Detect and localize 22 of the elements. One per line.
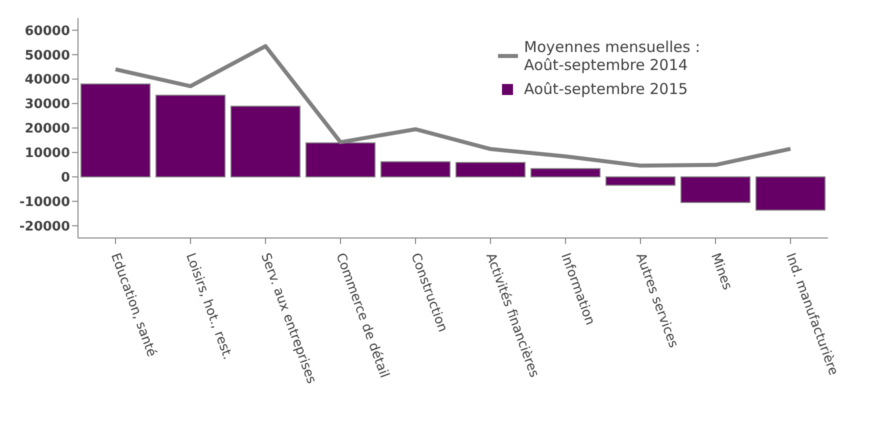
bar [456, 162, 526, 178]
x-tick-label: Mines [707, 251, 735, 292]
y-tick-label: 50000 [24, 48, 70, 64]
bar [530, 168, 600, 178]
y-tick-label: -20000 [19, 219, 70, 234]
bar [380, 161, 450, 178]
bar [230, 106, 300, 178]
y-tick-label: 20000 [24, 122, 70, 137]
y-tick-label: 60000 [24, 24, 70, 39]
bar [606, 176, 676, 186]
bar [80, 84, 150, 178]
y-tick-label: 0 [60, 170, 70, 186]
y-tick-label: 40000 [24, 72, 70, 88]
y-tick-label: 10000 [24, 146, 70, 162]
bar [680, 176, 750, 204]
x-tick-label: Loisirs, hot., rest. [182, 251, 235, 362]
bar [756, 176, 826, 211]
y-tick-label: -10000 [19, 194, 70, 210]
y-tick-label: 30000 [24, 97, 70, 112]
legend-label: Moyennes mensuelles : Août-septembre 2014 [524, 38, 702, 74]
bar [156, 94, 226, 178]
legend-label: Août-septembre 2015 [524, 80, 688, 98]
○ ○ ○ ○
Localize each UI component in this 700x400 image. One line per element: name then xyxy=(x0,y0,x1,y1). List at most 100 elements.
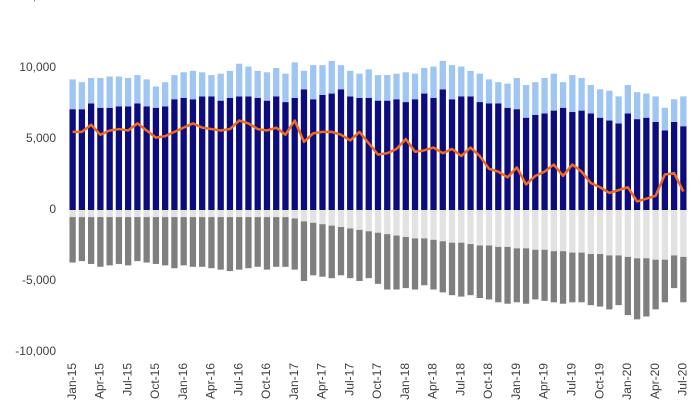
○ ○ ○ ○
Please copy the part of the data that opens with the line containing "Detect and localize" and closes with the line containing "y-tick-label: 40000 [24, 72, 70, 88]", substituting "items" for "elements" and keeping everything else unchanged. Leave the pictures out of your answer.

**EXERCISE ANSWER**
Detect and localize 22 of the items. One per line.
bar [456, 162, 526, 178]
x-tick-label: Mines [707, 251, 735, 292]
y-tick-label: 50000 [24, 48, 70, 64]
bar [530, 168, 600, 178]
y-tick-label: -20000 [19, 219, 70, 234]
bar [380, 161, 450, 178]
bar [230, 106, 300, 178]
y-tick-label: 20000 [24, 122, 70, 137]
y-tick-label: 60000 [24, 24, 70, 39]
bar [606, 176, 676, 186]
bar [80, 84, 150, 178]
y-tick-label: 0 [60, 170, 70, 186]
y-tick-label: 40000 [24, 72, 70, 88]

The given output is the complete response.